## Exercise directions
Give back each entry unchanged, minus pictures.

Rows from a dataset
<<<<

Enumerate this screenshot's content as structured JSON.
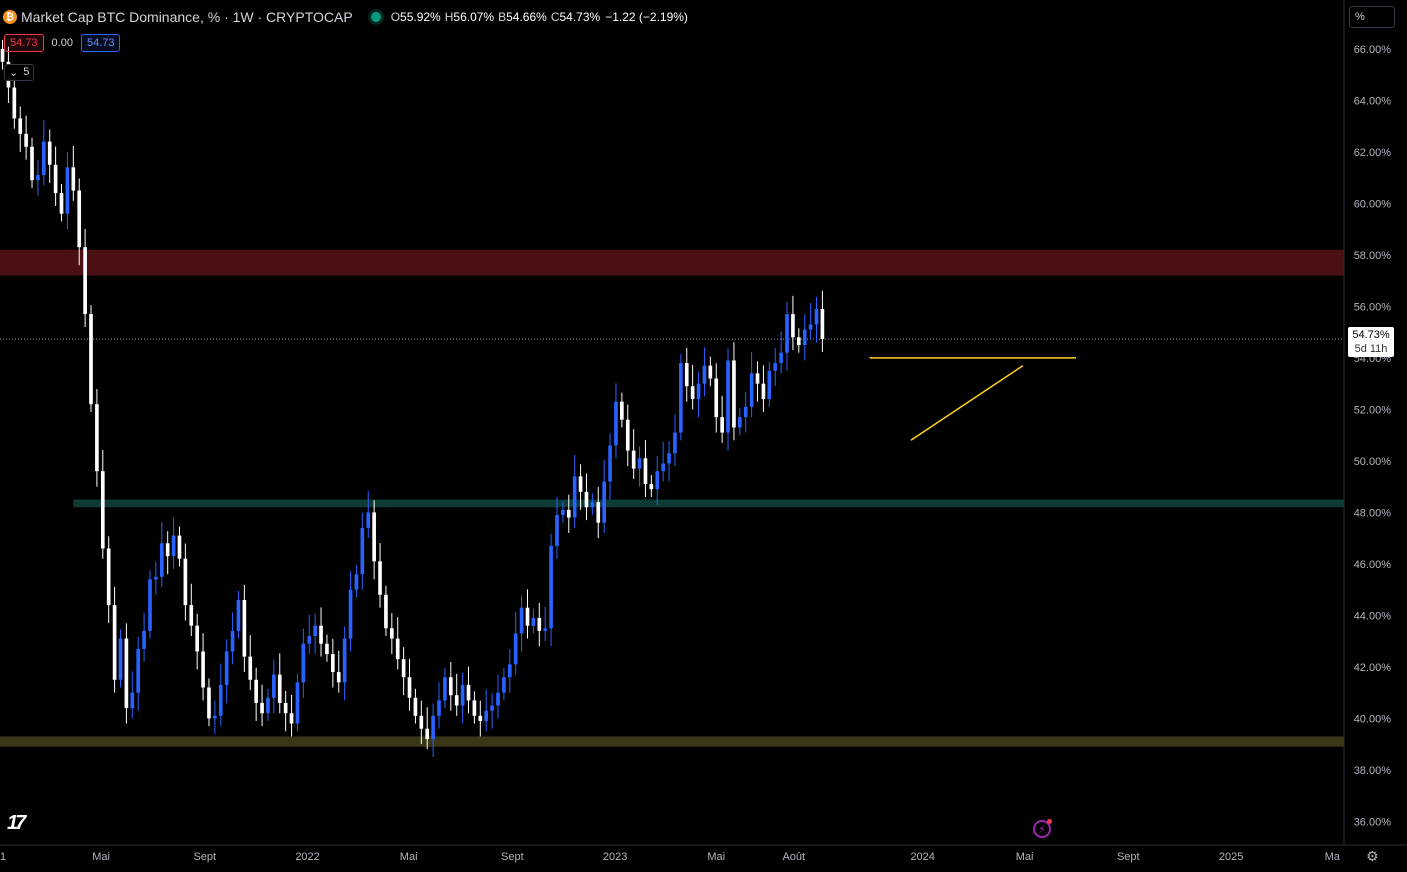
{
  "header": {
    "symbol_icon": "bitcoin-icon",
    "title": "Market Cap BTC Dominance, % · 1W · CRYPTOCAP",
    "ohlc": {
      "o_label": "O",
      "o": "55.92%",
      "h_label": "H",
      "h": "56.07%",
      "l_label": "B",
      "l": "54.66%",
      "c_label": "C",
      "c": "54.73%",
      "change": "−1.22 (−2.19%)"
    }
  },
  "trade": {
    "sell": "54.73",
    "spread": "0.00",
    "buy": "54.73"
  },
  "indicators": {
    "count": "5",
    "toggle_icon": "chevron-down-icon"
  },
  "scale_mode": "%",
  "last_price": {
    "value": "54.73%",
    "countdown": "5d 11h"
  },
  "colors": {
    "up": "#2962ff",
    "down": "#ffffff",
    "background": "#000000",
    "resistance_zone": "#4a1014",
    "support_zone": "#0e3b33",
    "floor_zone": "#3a3618",
    "trendline": "#ffd320"
  },
  "chart_data": {
    "type": "candlestick",
    "interval": "1W",
    "ylim": [
      35.2,
      67.2
    ],
    "y_ticks": [
      "66.00%",
      "64.00%",
      "62.00%",
      "60.00%",
      "58.00%",
      "56.00%",
      "54.00%",
      "52.00%",
      "50.00%",
      "48.00%",
      "46.00%",
      "44.00%",
      "42.00%",
      "40.00%",
      "38.00%",
      "36.00%"
    ],
    "y_tick_values": [
      66,
      64,
      62,
      60,
      58,
      56,
      54,
      52,
      50,
      48,
      46,
      44,
      42,
      40,
      38,
      36
    ],
    "x_ticks": [
      {
        "label": "1",
        "date": "2021-01-01"
      },
      {
        "label": "Mai",
        "date": "2021-05-01"
      },
      {
        "label": "Sept",
        "date": "2021-09-01"
      },
      {
        "label": "2022",
        "date": "2022-01-01"
      },
      {
        "label": "Mai",
        "date": "2022-05-01"
      },
      {
        "label": "Sept",
        "date": "2022-09-01"
      },
      {
        "label": "2023",
        "date": "2023-01-01"
      },
      {
        "label": "Mai",
        "date": "2023-05-01"
      },
      {
        "label": "Août",
        "date": "2023-08-01"
      },
      {
        "label": "2024",
        "date": "2024-01-01"
      },
      {
        "label": "Mai",
        "date": "2024-05-01"
      },
      {
        "label": "Sept",
        "date": "2024-09-01"
      },
      {
        "label": "2025",
        "date": "2025-01-01"
      },
      {
        "label": "Ma",
        "date": "2025-05-01"
      }
    ],
    "x_range": [
      "2021-01-01",
      "2025-05-15"
    ],
    "zones": [
      {
        "name": "resistance",
        "from": 57.2,
        "to": 58.2,
        "start": "2021-01-01"
      },
      {
        "name": "support",
        "from": 48.2,
        "to": 48.5,
        "start": "2021-03-29"
      },
      {
        "name": "floor",
        "from": 38.9,
        "to": 39.3,
        "start": "2021-01-01"
      }
    ],
    "trendlines": [
      {
        "name": "horizontal",
        "start": {
          "date": "2023-10-30",
          "value": 54.0
        },
        "end": {
          "date": "2024-07-01",
          "value": 54.0
        }
      },
      {
        "name": "ascending",
        "start": {
          "date": "2023-12-18",
          "value": 50.8
        },
        "end": {
          "date": "2024-04-29",
          "value": 53.7
        }
      }
    ],
    "last_value": 54.73,
    "weekly_close": [
      65.5,
      64.5,
      63.3,
      62.7,
      62.2,
      60.9,
      61.1,
      62.4,
      61.5,
      60.4,
      59.6,
      61.4,
      60.5,
      58.3,
      55.7,
      52.2,
      49.6,
      46.6,
      44.4,
      41.5,
      43.1,
      40.4,
      41.0,
      42.7,
      43.4,
      45.4,
      45.5,
      46.8,
      46.3,
      47.1,
      46.2,
      44.4,
      43.6,
      42.6,
      41.2,
      40.0,
      40.1,
      41.3,
      42.6,
      43.4,
      44.6,
      42.4,
      41.5,
      40.6,
      40.2,
      40.8,
      41.7,
      40.6,
      40.2,
      39.8,
      41.4,
      42.9,
      43.2,
      43.6,
      42.9,
      42.5,
      41.8,
      41.4,
      43.1,
      45.0,
      45.6,
      47.4,
      48.0,
      46.1,
      44.8,
      43.5,
      43.1,
      42.3,
      41.6,
      40.8,
      40.1,
      39.6,
      39.2,
      40.1,
      40.7,
      41.6,
      40.9,
      40.5,
      41.3,
      40.7,
      40.1,
      39.9,
      40.3,
      40.5,
      41.0,
      41.6,
      42.1,
      43.3,
      44.3,
      43.6,
      43.9,
      43.4,
      43.5,
      46.7,
      47.9,
      48.1,
      47.8,
      49.4,
      48.8,
      48.2,
      48.4,
      47.6,
      49.2,
      50.6,
      52.3,
      51.6,
      50.4,
      49.7,
      50.1,
      49.1,
      48.9,
      49.6,
      49.9,
      50.3,
      51.1,
      53.8,
      52.9,
      52.4,
      53.0,
      53.7,
      53.2,
      51.7,
      51.1,
      53.9,
      51.3,
      51.7,
      52.1,
      53.4,
      53.0,
      52.4,
      53.5,
      53.8,
      54.2,
      55.7,
      54.8,
      54.5,
      55.1,
      55.3,
      55.9,
      54.73
    ]
  }
}
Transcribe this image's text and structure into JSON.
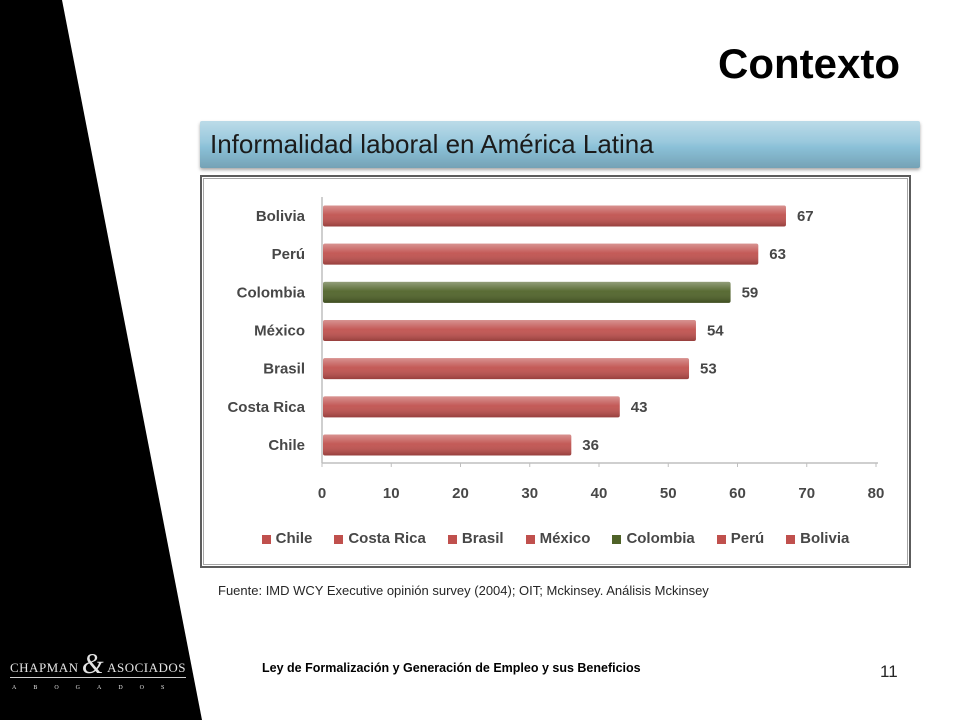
{
  "slide": {
    "title": "Contexto",
    "subtitle": "Informalidad laboral en América Latina",
    "source": "Fuente: IMD WCY Executive opinión survey (2004); OIT; Mckinsey. Análisis Mckinsey",
    "footer": "Ley de Formalización y Generación de Empleo y sus Beneficios",
    "page_number": "11"
  },
  "logo": {
    "name_left": "CHAPMAN",
    "ampersand": "&",
    "name_right": "ASOCIADOS",
    "tagline": "ABOGADOS"
  },
  "colors": {
    "side_band": "#000000",
    "subtitle_bar": "#8bc1d8",
    "bar_default": "#c0504d",
    "bar_highlight": "#4f6228"
  },
  "chart_data": {
    "type": "bar",
    "orientation": "horizontal",
    "categories": [
      "Bolivia",
      "Perú",
      "Colombia",
      "México",
      "Brasil",
      "Costa Rica",
      "Chile"
    ],
    "values": [
      67,
      63,
      59,
      54,
      53,
      43,
      36
    ],
    "bar_colors": [
      "#c0504d",
      "#c0504d",
      "#4f6228",
      "#c0504d",
      "#c0504d",
      "#c0504d",
      "#c0504d"
    ],
    "data_labels": true,
    "xlim": [
      0,
      80
    ],
    "xticks": [
      0,
      10,
      20,
      30,
      40,
      50,
      60,
      70,
      80
    ],
    "grid": false,
    "legend": {
      "position": "bottom",
      "entries": [
        {
          "label": "Chile",
          "color": "#c0504d"
        },
        {
          "label": "Costa Rica",
          "color": "#c0504d"
        },
        {
          "label": "Brasil",
          "color": "#c0504d"
        },
        {
          "label": "México",
          "color": "#c0504d"
        },
        {
          "label": "Colombia",
          "color": "#4f6228"
        },
        {
          "label": "Perú",
          "color": "#c0504d"
        },
        {
          "label": "Bolivia",
          "color": "#c0504d"
        }
      ]
    }
  }
}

>>>>

## Output for this task
Enumerate this screenshot's content as structured JSON.
{
  "header": {
    "symbol_icon": "bitcoin-icon",
    "title": "Market Cap BTC Dominance, % · 1W · CRYPTOCAP",
    "ohlc": {
      "o_label": "O",
      "o": "55.92%",
      "h_label": "H",
      "h": "56.07%",
      "l_label": "B",
      "l": "54.66%",
      "c_label": "C",
      "c": "54.73%",
      "change": "−1.22 (−2.19%)"
    }
  },
  "trade": {
    "sell": "54.73",
    "spread": "0.00",
    "buy": "54.73"
  },
  "indicators": {
    "count": "5",
    "toggle_icon": "chevron-down-icon"
  },
  "scale_mode": "%",
  "last_price": {
    "value": "54.73%",
    "countdown": "5d 11h"
  },
  "colors": {
    "up": "#2962ff",
    "down": "#ffffff",
    "background": "#000000",
    "resistance_zone": "#4a1014",
    "support_zone": "#0e3b33",
    "floor_zone": "#3a3618",
    "trendline": "#ffd320"
  },
  "chart_data": {
    "type": "candlestick",
    "interval": "1W",
    "ylim": [
      35.2,
      67.2
    ],
    "y_ticks": [
      "66.00%",
      "64.00%",
      "62.00%",
      "60.00%",
      "58.00%",
      "56.00%",
      "54.00%",
      "52.00%",
      "50.00%",
      "48.00%",
      "46.00%",
      "44.00%",
      "42.00%",
      "40.00%",
      "38.00%",
      "36.00%"
    ],
    "y_tick_values": [
      66,
      64,
      62,
      60,
      58,
      56,
      54,
      52,
      50,
      48,
      46,
      44,
      42,
      40,
      38,
      36
    ],
    "x_ticks": [
      {
        "label": "1",
        "date": "2021-01-01"
      },
      {
        "label": "Mai",
        "date": "2021-05-01"
      },
      {
        "label": "Sept",
        "date": "2021-09-01"
      },
      {
        "label": "2022",
        "date": "2022-01-01"
      },
      {
        "label": "Mai",
        "date": "2022-05-01"
      },
      {
        "label": "Sept",
        "date": "2022-09-01"
      },
      {
        "label": "2023",
        "date": "2023-01-01"
      },
      {
        "label": "Mai",
        "date": "2023-05-01"
      },
      {
        "label": "Août",
        "date": "2023-08-01"
      },
      {
        "label": "2024",
        "date": "2024-01-01"
      },
      {
        "label": "Mai",
        "date": "2024-05-01"
      },
      {
        "label": "Sept",
        "date": "2024-09-01"
      },
      {
        "label": "2025",
        "date": "2025-01-01"
      },
      {
        "label": "Ma",
        "date": "2025-05-01"
      }
    ],
    "x_range": [
      "2021-01-01",
      "2025-05-15"
    ],
    "zones": [
      {
        "name": "resistance",
        "from": 57.2,
        "to": 58.2,
        "start": "2021-01-01"
      },
      {
        "name": "support",
        "from": 48.2,
        "to": 48.5,
        "start": "2021-03-29"
      },
      {
        "name": "floor",
        "from": 38.9,
        "to": 39.3,
        "start": "2021-01-01"
      }
    ],
    "trendlines": [
      {
        "name": "horizontal",
        "start": {
          "date": "2023-10-30",
          "value": 54.0
        },
        "end": {
          "date": "2024-07-01",
          "value": 54.0
        }
      },
      {
        "name": "ascending",
        "start": {
          "date": "2023-12-18",
          "value": 50.8
        },
        "end": {
          "date": "2024-04-29",
          "value": 53.7
        }
      }
    ],
    "last_value": 54.73,
    "weekly_close": [
      65.5,
      64.5,
      63.3,
      62.7,
      62.2,
      60.9,
      61.1,
      62.4,
      61.5,
      60.4,
      59.6,
      61.4,
      60.5,
      58.3,
      55.7,
      52.2,
      49.6,
      46.6,
      44.4,
      41.5,
      43.1,
      40.4,
      41.0,
      42.7,
      43.4,
      45.4,
      45.5,
      46.8,
      46.3,
      47.1,
      46.2,
      44.4,
      43.6,
      42.6,
      41.2,
      40.0,
      40.1,
      41.3,
      42.6,
      43.4,
      44.6,
      42.4,
      41.5,
      40.6,
      40.2,
      40.8,
      41.7,
      40.6,
      40.2,
      39.8,
      41.4,
      42.9,
      43.2,
      43.6,
      42.9,
      42.5,
      41.8,
      41.4,
      43.1,
      45.0,
      45.6,
      47.4,
      48.0,
      46.1,
      44.8,
      43.5,
      43.1,
      42.3,
      41.6,
      40.8,
      40.1,
      39.6,
      39.2,
      40.1,
      40.7,
      41.6,
      40.9,
      40.5,
      41.3,
      40.7,
      40.1,
      39.9,
      40.3,
      40.5,
      41.0,
      41.6,
      42.1,
      43.3,
      44.3,
      43.6,
      43.9,
      43.4,
      43.5,
      46.7,
      47.9,
      48.1,
      47.8,
      49.4,
      48.8,
      48.2,
      48.4,
      47.6,
      49.2,
      50.6,
      52.3,
      51.6,
      50.4,
      49.7,
      50.1,
      49.1,
      48.9,
      49.6,
      49.9,
      50.3,
      51.1,
      53.8,
      52.9,
      52.4,
      53.0,
      53.7,
      53.2,
      51.7,
      51.1,
      53.9,
      51.3,
      51.7,
      52.1,
      53.4,
      53.0,
      52.4,
      53.5,
      53.8,
      54.2,
      55.7,
      54.8,
      54.5,
      55.1,
      55.3,
      55.9,
      54.73
    ]
  }
}
Transcribe this image's text and structure into JSON.
{
  "slide": {
    "title": "Contexto",
    "subtitle": "Informalidad laboral en América Latina",
    "source": "Fuente: IMD WCY Executive opinión survey (2004); OIT; Mckinsey. Análisis Mckinsey",
    "footer": "Ley de Formalización y Generación de Empleo y sus Beneficios",
    "page_number": "11"
  },
  "logo": {
    "name_left": "CHAPMAN",
    "ampersand": "&",
    "name_right": "ASOCIADOS",
    "tagline": "ABOGADOS"
  },
  "colors": {
    "side_band": "#000000",
    "subtitle_bar": "#8bc1d8",
    "bar_default": "#c0504d",
    "bar_highlight": "#4f6228"
  },
  "chart_data": {
    "type": "bar",
    "orientation": "horizontal",
    "categories": [
      "Bolivia",
      "Perú",
      "Colombia",
      "México",
      "Brasil",
      "Costa Rica",
      "Chile"
    ],
    "values": [
      67,
      63,
      59,
      54,
      53,
      43,
      36
    ],
    "bar_colors": [
      "#c0504d",
      "#c0504d",
      "#4f6228",
      "#c0504d",
      "#c0504d",
      "#c0504d",
      "#c0504d"
    ],
    "data_labels": true,
    "xlim": [
      0,
      80
    ],
    "xticks": [
      0,
      10,
      20,
      30,
      40,
      50,
      60,
      70,
      80
    ],
    "grid": false,
    "legend": {
      "position": "bottom",
      "entries": [
        {
          "label": "Chile",
          "color": "#c0504d"
        },
        {
          "label": "Costa Rica",
          "color": "#c0504d"
        },
        {
          "label": "Brasil",
          "color": "#c0504d"
        },
        {
          "label": "México",
          "color": "#c0504d"
        },
        {
          "label": "Colombia",
          "color": "#4f6228"
        },
        {
          "label": "Perú",
          "color": "#c0504d"
        },
        {
          "label": "Bolivia",
          "color": "#c0504d"
        }
      ]
    }
  }
}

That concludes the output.